Records for the exercise:
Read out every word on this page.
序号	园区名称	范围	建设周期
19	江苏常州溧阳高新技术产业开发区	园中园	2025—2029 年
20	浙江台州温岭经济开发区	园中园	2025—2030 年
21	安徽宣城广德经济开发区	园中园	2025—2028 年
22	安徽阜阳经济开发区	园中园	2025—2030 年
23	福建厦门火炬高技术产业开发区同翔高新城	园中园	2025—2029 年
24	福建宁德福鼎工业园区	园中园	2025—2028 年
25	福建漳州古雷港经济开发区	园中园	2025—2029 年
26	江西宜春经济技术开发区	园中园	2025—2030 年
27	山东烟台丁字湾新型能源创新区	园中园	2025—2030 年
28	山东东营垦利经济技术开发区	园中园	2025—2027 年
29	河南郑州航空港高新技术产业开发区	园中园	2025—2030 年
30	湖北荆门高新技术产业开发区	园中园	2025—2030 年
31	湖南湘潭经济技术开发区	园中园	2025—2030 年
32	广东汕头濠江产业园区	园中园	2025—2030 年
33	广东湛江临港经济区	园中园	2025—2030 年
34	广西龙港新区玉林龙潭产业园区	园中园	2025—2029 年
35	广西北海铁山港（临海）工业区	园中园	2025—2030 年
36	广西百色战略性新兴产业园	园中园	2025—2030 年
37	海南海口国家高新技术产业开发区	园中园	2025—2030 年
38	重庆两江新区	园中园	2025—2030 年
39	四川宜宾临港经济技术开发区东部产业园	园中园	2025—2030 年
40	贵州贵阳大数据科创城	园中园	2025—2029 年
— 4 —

Stated goal: Write out the listing once more, matching it exactly.

Output:
Read out every word on this page.
序号	园区名称	范围	建设周期
19	江苏常州溧阳高新技术产业开发区	园中园	2025—2029 年
20	浙江台州温岭经济开发区	园中园	2025—2030 年
21	安徽宣城广德经济开发区	园中园	2025—2028 年
22	安徽阜阳经济开发区	园中园	2025—2030 年
23	福建厦门火炬高技术产业开发区同翔高新城	园中园	2025—2029 年
24	福建宁德福鼎工业园区	园中园	2025—2028 年
25	福建漳州古雷港经济开发区	园中园	2025—2029 年
26	江西宜春经济技术开发区	园中园	2025—2030 年
27	山东烟台丁字湾新型能源创新区	园中园	2025—2030 年
28	山东东营垦利经济技术开发区	园中园	2025—2027 年
29	河南郑州航空港高新技术产业开发区	园中园	2025—2030 年
30	湖北荆门高新技术产业开发区	园中园	2025—2030 年
31	湖南湘潭经济技术开发区	园中园	2025—2030 年
32	广东汕头濠江产业园区	园中园	2025—2030 年
33	广东湛江临港经济区	园中园	2025—2030 年
34	广西龙港新区玉林龙潭产业园区	园中园	2025—2029 年
35	广西北海铁山港（临海）工业区	园中园	2025—2030 年
36	广西百色战略性新兴产业园	园中园	2025—2030 年
37	海南海口国家高新技术产业开发区	园中园	2025—2030 年
38	重庆两江新区	园中园	2025—2030 年
39	四川宜宾临港经济技术开发区东部产业园	园中园	2025—2030 年
40	贵州贵阳大数据科创城	园中园	2025—2029 年
— 4 —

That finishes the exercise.